WORK TO BE COMPLETED
Duplicate the WordPress migration post's wording starting at "Without much ado, here" and ending at "server, run updates.".

TEXT BLOCK
It’s been a while since I posted. I’ve been very busy remodeling my house. I do have lots of projects on my to-do list, so I’ll start posting again. I had to do some housekeeping before I started posting. First things first, my OS was failing to update. After digging into it, I realized the issue was that I needed to upgrade as I was running 13.04. A few hours later I realized I couldn’t upgrade and would need to reinstall. Thanks Ubuntu!
Fortunately, I host in Azure, so rebuilding is not a nightmare. First try was a colossal failure. The WordPress migration documentation sucks. I’ll cover that later. Second try was better, but still a failure. Third time was the charm, but I got stuck in the bear pit of security I had setup. I locked down my wp-admin directory with .htaccess. This creates a separate layer of security to protect the administrative functions. No site is totally secure, but you can usually make yours more of a hassle to break into…… which makes someone else more attractive.
It took me the better part of a day to migrate my site and update my files. That is awful and I can only imagine the headache a mere mortal would experience. I’m an IT professional with 20 years of experience and deep migration expertise. So if I am struggling, it’s going to a nightmare for most quasi-admins. Now, freely I’m not a Level 10 magician in Linux…. but I’m dangerous enough that the gremlins run at the mention of my name. lol.
One of the tools to success is keeping notes in a text file on how you setup a system. It aids the memory 12 months later when you have to re-do it. Always update these “recipes” and include references to where you found things so you can review again if needed.
Without much ado, here is my high-level recipe to migrate WordPress:
– Backup your current database and /var/www directory. Make a tar file of your /var/www
– If your host supports it, make a image backup of your server. This makes it easy to go back to that system state.
– Install new server, run updates.
– configure your virtual server and make sure it works.
– Install Apache and make sure it’s working. Basically follow the WordPress setup docs here, but don’t actually install wordpress or download it.
– Make sure PHP runs, install Mysql, lock it down, create a blank database with the same name and user/password as your old server.
– extract your tarball in /var and it will recreate your permissions and folder structure complete with usernames. You’re half way there.
– Login to mysql and import your database from your backup file.
– Your blog will run at this point. Check it.
– Now make sure you have backend access. If you have .htpassword enabled you may need to reset that up or disable the .htaccess file for wp-admin.

RECORD EXCERPTS

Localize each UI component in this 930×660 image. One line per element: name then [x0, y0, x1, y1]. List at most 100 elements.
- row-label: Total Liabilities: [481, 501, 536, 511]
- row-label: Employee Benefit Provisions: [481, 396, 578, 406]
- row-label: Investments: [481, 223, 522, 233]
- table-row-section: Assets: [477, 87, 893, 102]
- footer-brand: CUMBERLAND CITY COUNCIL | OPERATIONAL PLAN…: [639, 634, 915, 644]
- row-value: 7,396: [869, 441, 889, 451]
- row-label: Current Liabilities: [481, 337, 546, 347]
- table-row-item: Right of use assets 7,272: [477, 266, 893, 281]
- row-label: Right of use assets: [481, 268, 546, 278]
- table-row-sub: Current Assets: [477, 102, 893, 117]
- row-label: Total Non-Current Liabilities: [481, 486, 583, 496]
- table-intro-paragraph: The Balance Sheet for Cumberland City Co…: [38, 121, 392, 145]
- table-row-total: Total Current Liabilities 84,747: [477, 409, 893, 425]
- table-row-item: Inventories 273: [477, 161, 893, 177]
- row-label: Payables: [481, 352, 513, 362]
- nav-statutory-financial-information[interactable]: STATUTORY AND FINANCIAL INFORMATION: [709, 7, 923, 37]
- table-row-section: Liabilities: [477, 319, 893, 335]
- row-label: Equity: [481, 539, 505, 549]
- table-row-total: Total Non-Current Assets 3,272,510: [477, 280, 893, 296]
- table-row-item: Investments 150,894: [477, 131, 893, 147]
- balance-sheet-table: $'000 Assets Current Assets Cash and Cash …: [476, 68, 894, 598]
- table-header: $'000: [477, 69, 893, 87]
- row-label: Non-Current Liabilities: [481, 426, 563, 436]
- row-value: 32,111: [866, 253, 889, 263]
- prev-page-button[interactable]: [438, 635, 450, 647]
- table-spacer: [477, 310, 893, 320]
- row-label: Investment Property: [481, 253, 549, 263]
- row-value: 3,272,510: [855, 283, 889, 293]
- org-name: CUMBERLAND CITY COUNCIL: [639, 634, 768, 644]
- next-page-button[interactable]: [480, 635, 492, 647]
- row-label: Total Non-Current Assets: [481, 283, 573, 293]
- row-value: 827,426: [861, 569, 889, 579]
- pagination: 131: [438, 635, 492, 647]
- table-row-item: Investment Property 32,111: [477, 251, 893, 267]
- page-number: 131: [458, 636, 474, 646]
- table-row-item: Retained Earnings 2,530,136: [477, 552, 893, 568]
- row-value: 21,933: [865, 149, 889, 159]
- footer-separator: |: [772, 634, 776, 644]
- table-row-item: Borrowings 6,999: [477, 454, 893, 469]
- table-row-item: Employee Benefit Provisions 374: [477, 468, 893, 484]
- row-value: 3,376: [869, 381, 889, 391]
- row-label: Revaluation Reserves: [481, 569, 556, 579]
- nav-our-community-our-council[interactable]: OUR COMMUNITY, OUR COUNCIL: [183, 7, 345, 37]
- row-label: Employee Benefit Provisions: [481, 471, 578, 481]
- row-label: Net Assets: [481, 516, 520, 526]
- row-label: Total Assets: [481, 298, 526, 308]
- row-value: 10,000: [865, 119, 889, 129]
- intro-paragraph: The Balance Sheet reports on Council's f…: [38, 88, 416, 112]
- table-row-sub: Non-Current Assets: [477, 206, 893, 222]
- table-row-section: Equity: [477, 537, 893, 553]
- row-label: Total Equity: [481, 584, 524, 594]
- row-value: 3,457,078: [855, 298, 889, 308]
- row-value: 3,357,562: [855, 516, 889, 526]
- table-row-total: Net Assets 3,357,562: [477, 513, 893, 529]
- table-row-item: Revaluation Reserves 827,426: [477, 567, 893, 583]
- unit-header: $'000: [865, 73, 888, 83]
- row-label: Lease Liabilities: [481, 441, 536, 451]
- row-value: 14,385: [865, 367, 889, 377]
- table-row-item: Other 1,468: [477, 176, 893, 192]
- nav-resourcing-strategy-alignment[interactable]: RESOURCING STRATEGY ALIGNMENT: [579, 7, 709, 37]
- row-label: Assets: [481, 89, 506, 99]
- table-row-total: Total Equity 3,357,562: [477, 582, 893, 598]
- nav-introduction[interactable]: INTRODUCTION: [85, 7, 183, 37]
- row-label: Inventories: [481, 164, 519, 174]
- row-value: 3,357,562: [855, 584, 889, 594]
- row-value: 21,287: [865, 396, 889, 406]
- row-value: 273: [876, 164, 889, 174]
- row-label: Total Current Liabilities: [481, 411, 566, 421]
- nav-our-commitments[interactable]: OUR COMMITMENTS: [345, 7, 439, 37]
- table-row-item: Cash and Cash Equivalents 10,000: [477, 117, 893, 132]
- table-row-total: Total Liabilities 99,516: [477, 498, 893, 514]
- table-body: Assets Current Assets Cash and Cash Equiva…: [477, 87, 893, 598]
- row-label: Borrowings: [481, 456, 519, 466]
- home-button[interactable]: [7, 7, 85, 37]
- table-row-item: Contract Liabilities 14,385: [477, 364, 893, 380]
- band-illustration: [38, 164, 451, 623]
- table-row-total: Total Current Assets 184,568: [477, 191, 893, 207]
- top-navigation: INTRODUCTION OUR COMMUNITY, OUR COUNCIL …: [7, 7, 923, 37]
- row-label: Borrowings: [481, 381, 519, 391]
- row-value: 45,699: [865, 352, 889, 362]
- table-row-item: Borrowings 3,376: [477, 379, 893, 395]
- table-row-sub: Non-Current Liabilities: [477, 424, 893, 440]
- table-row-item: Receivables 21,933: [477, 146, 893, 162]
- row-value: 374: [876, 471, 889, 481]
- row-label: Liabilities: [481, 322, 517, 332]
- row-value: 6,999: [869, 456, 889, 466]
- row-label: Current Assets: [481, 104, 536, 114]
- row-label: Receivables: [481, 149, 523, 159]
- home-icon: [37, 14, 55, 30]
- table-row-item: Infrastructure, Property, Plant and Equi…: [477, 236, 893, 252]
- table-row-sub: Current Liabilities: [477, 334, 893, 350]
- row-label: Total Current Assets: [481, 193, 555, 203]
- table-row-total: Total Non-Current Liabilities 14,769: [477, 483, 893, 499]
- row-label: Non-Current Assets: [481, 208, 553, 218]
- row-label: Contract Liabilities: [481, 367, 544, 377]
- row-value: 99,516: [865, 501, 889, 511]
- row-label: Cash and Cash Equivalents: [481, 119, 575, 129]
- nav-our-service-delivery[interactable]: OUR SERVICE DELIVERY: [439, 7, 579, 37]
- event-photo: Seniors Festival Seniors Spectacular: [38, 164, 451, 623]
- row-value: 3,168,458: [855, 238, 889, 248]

ANSWER TO THE EXERCISE
Without much ado, here is my high-level recipe to migrate WordPress:
– Backup your current database and /var/www directory. Make a tar file of your /var/www
– If your host supports it, make a image backup of your server. This makes it easy to go back to that system state.
– Install new server, run updates.